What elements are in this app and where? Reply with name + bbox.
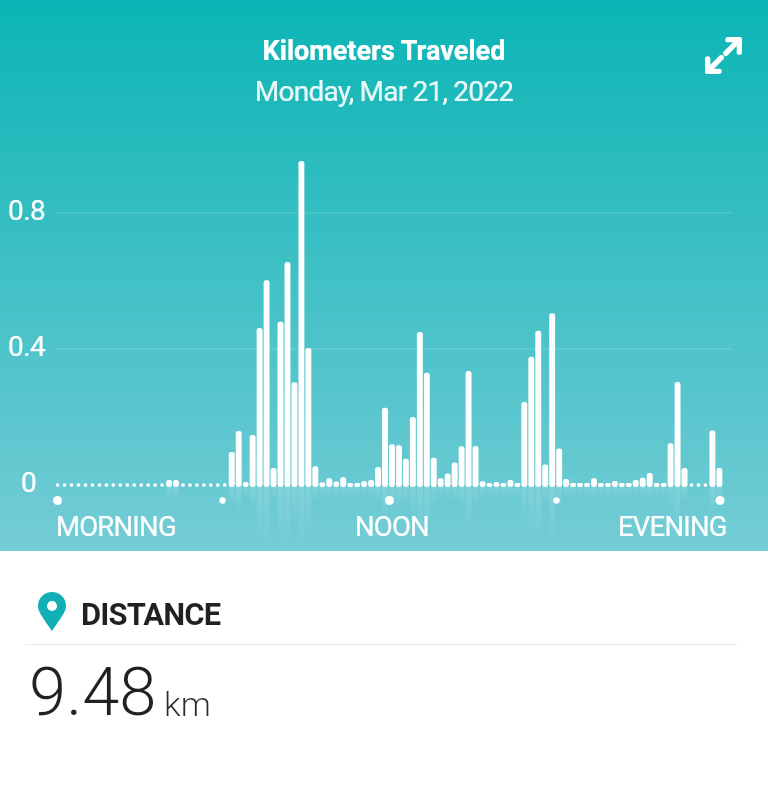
staticText: Monday, Mar 21, 2022 xyxy=(0,75,768,108)
staticText: km xyxy=(164,684,211,724)
staticText: 0.4 xyxy=(8,330,46,363)
staticText: 0 xyxy=(21,466,37,499)
staticText: 9.48 xyxy=(29,653,157,732)
staticText: 0.8 xyxy=(8,194,46,227)
staticText: Kilometers Traveled xyxy=(0,35,768,67)
button[interactable]: Expand chart xyxy=(693,25,754,86)
staticText: NOON xyxy=(355,510,429,542)
staticText: EVENING xyxy=(618,510,727,542)
staticText: MORNING xyxy=(56,510,176,542)
staticText: DISTANCE xyxy=(81,596,221,632)
button[interactable]: DISTANCE xyxy=(0,578,768,650)
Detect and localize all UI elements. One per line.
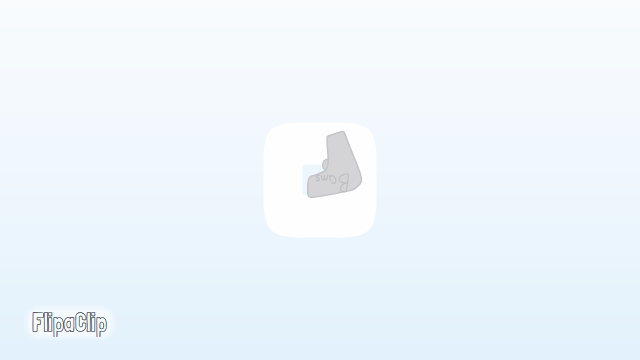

···

Could you convert every line of the records above into a JSON list of strings, with one string per line, skipping blank lines and leaving out the pictures?

[
  "What elements are in this app and where? Reply with name + bbox.",
  "staticText: Monday, Mar 21, 2022 xyxy=(0,75,768,108)",
  "staticText: km xyxy=(164,684,211,724)",
  "staticText: 0.4 xyxy=(8,330,46,363)",
  "staticText: 0 xyxy=(21,466,37,499)",
  "staticText: 9.48 xyxy=(29,653,157,732)",
  "staticText: 0.8 xyxy=(8,194,46,227)",
  "staticText: Kilometers Traveled xyxy=(0,35,768,67)",
  "button[interactable]: Expand chart xyxy=(693,25,754,86)",
  "staticText: NOON xyxy=(355,510,429,542)",
  "staticText: EVENING xyxy=(618,510,727,542)",
  "staticText: MORNING xyxy=(56,510,176,542)",
  "staticText: DISTANCE xyxy=(81,596,221,632)",
  "button[interactable]: DISTANCE xyxy=(0,578,768,650)",
  "Detect and localize all UI elements. One per line."
]